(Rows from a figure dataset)

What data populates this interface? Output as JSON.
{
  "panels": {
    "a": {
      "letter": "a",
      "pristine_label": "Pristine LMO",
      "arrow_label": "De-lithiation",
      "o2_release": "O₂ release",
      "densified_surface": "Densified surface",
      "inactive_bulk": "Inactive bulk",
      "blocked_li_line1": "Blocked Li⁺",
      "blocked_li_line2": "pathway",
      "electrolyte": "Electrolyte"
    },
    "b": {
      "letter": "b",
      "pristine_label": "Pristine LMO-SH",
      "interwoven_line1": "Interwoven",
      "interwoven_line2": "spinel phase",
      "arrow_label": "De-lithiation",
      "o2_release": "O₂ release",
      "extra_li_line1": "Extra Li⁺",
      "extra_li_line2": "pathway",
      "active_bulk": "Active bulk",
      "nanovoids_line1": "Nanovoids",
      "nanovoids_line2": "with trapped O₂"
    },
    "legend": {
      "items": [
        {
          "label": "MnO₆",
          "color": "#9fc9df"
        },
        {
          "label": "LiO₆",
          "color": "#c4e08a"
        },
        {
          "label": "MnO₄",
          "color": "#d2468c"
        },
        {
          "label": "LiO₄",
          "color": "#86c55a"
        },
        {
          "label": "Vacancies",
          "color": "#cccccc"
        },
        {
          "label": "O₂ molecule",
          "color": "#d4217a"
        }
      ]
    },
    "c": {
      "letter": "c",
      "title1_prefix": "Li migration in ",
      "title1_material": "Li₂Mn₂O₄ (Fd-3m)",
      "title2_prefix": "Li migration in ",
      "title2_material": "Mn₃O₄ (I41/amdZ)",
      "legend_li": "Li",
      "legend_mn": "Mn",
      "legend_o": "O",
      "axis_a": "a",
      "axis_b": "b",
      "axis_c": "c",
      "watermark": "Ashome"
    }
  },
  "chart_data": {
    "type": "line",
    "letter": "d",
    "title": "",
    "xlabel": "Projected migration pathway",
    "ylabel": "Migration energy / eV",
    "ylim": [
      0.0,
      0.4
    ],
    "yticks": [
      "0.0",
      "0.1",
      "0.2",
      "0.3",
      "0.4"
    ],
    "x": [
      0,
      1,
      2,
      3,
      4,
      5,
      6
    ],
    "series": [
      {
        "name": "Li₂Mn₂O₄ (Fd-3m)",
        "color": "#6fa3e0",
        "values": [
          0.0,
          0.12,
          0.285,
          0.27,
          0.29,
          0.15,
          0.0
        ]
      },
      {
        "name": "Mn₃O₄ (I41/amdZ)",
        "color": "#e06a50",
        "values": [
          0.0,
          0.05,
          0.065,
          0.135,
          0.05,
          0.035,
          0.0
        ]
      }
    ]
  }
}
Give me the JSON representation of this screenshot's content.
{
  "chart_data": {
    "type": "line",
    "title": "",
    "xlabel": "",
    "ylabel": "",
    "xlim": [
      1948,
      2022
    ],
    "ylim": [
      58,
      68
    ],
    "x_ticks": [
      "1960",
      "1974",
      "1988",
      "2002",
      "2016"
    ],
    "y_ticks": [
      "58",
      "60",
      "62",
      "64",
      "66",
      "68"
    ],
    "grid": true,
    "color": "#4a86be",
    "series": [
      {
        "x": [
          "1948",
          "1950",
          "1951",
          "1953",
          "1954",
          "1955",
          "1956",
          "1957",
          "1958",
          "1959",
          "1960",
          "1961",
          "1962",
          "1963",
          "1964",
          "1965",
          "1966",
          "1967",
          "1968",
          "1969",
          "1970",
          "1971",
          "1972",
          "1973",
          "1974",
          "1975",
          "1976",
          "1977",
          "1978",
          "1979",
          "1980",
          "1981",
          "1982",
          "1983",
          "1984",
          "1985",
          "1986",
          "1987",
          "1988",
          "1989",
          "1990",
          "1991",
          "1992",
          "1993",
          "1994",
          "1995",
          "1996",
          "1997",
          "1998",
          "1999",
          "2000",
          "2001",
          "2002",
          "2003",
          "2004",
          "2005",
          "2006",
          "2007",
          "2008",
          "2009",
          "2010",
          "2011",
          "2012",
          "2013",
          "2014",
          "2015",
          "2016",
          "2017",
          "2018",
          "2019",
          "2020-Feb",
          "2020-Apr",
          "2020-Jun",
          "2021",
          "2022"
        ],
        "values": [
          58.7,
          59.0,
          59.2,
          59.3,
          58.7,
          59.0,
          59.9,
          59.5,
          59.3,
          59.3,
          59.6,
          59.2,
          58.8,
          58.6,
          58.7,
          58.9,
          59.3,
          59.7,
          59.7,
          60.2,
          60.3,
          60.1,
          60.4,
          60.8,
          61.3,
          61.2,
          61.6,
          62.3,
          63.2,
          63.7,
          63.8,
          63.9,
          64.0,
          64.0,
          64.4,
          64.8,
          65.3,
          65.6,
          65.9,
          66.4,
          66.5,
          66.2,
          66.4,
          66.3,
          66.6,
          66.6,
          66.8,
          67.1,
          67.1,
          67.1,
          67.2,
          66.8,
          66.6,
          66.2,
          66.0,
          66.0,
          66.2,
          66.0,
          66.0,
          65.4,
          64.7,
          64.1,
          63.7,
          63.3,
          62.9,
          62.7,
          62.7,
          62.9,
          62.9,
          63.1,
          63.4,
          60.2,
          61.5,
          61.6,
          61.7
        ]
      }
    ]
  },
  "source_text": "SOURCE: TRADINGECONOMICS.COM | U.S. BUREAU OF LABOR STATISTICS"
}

▸ What you need to do
Copy out the whole listing, exactly as written.

▸ Solution to the problem
What data populates this interface? Output as JSON.
{
  "panels": {
    "a": {
      "letter": "a",
      "pristine_label": "Pristine LMO",
      "arrow_label": "De-lithiation",
      "o2_release": "O₂ release",
      "densified_surface": "Densified surface",
      "inactive_bulk": "Inactive bulk",
      "blocked_li_line1": "Blocked Li⁺",
      "blocked_li_line2": "pathway",
      "electrolyte": "Electrolyte"
    },
    "b": {
      "letter": "b",
      "pristine_label": "Pristine LMO-SH",
      "interwoven_line1": "Interwoven",
      "interwoven_line2": "spinel phase",
      "arrow_label": "De-lithiation",
      "o2_release": "O₂ release",
      "extra_li_line1": "Extra Li⁺",
      "extra_li_line2": "pathway",
      "active_bulk": "Active bulk",
      "nanovoids_line1": "Nanovoids",
      "nanovoids_line2": "with trapped O₂"
    },
    "legend": {
      "items": [
        {
          "label": "MnO₆",
          "color": "#9fc9df"
        },
        {
          "label": "LiO₆",
          "color": "#c4e08a"
        },
        {
          "label": "MnO₄",
          "color": "#d2468c"
        },
        {
          "label": "LiO₄",
          "color": "#86c55a"
        },
        {
          "label": "Vacancies",
          "color": "#cccccc"
        },
        {
          "label": "O₂ molecule",
          "color": "#d4217a"
        }
      ]
    },
    "c": {
      "letter": "c",
      "title1_prefix": "Li migration in ",
      "title1_material": "Li₂Mn₂O₄ (Fd-3m)",
      "title2_prefix": "Li migration in ",
      "title2_material": "Mn₃O₄ (I41/amdZ)",
      "legend_li": "Li",
      "legend_mn": "Mn",
      "legend_o": "O",
      "axis_a": "a",
      "axis_b": "b",
      "axis_c": "c",
      "watermark": "Ashome"
    }
  },
  "chart_data": {
    "type": "line",
    "letter": "d",
    "title": "",
    "xlabel": "Projected migration pathway",
    "ylabel": "Migration energy / eV",
    "ylim": [
      0.0,
      0.4
    ],
    "yticks": [
      "0.0",
      "0.1",
      "0.2",
      "0.3",
      "0.4"
    ],
    "x": [
      0,
      1,
      2,
      3,
      4,
      5,
      6
    ],
    "series": [
      {
        "name": "Li₂Mn₂O₄ (Fd-3m)",
        "color": "#6fa3e0",
        "values": [
          0.0,
          0.12,
          0.285,
          0.27,
          0.29,
          0.15,
          0.0
        ]
      },
      {
        "name": "Mn₃O₄ (I41/amdZ)",
        "color": "#e06a50",
        "values": [
          0.0,
          0.05,
          0.065,
          0.135,
          0.05,
          0.035,
          0.0
        ]
      }
    ]
  }
}
Give me the JSON representation of this screenshot's content.
{
  "chart_data": {
    "type": "line",
    "title": "",
    "xlabel": "",
    "ylabel": "",
    "xlim": [
      1948,
      2022
    ],
    "ylim": [
      58,
      68
    ],
    "x_ticks": [
      "1960",
      "1974",
      "1988",
      "2002",
      "2016"
    ],
    "y_ticks": [
      "58",
      "60",
      "62",
      "64",
      "66",
      "68"
    ],
    "grid": true,
    "color": "#4a86be",
    "series": [
      {
        "x": [
          "1948",
          "1950",
          "1951",
          "1953",
          "1954",
          "1955",
          "1956",
          "1957",
          "1958",
          "1959",
          "1960",
          "1961",
          "1962",
          "1963",
          "1964",
          "1965",
          "1966",
          "1967",
          "1968",
          "1969",
          "1970",
          "1971",
          "1972",
          "1973",
          "1974",
          "1975",
          "1976",
          "1977",
          "1978",
          "1979",
          "1980",
          "1981",
          "1982",
          "1983",
          "1984",
          "1985",
          "1986",
          "1987",
          "1988",
          "1989",
          "1990",
          "1991",
          "1992",
          "1993",
          "1994",
          "1995",
          "1996",
          "1997",
          "1998",
          "1999",
          "2000",
          "2001",
          "2002",
          "2003",
          "2004",
          "2005",
          "2006",
          "2007",
          "2008",
          "2009",
          "2010",
          "2011",
          "2012",
          "2013",
          "2014",
          "2015",
          "2016",
          "2017",
          "2018",
          "2019",
          "2020-Feb",
          "2020-Apr",
          "2020-Jun",
          "2021",
          "2022"
        ],
        "values": [
          58.7,
          59.0,
          59.2,
          59.3,
          58.7,
          59.0,
          59.9,
          59.5,
          59.3,
          59.3,
          59.6,
          59.2,
          58.8,
          58.6,
          58.7,
          58.9,
          59.3,
          59.7,
          59.7,
          60.2,
          60.3,
          60.1,
          60.4,
          60.8,
          61.3,
          61.2,
          61.6,
          62.3,
          63.2,
          63.7,
          63.8,
          63.9,
          64.0,
          64.0,
          64.4,
          64.8,
          65.3,
          65.6,
          65.9,
          66.4,
          66.5,
          66.2,
          66.4,
          66.3,
          66.6,
          66.6,
          66.8,
          67.1,
          67.1,
          67.1,
          67.2,
          66.8,
          66.6,
          66.2,
          66.0,
          66.0,
          66.2,
          66.0,
          66.0,
          65.4,
          64.7,
          64.1,
          63.7,
          63.3,
          62.9,
          62.7,
          62.7,
          62.9,
          62.9,
          63.1,
          63.4,
          60.2,
          61.5,
          61.6,
          61.7
        ]
      }
    ]
  },
  "source_text": "SOURCE: TRADINGECONOMICS.COM | U.S. BUREAU OF LABOR STATISTICS"
}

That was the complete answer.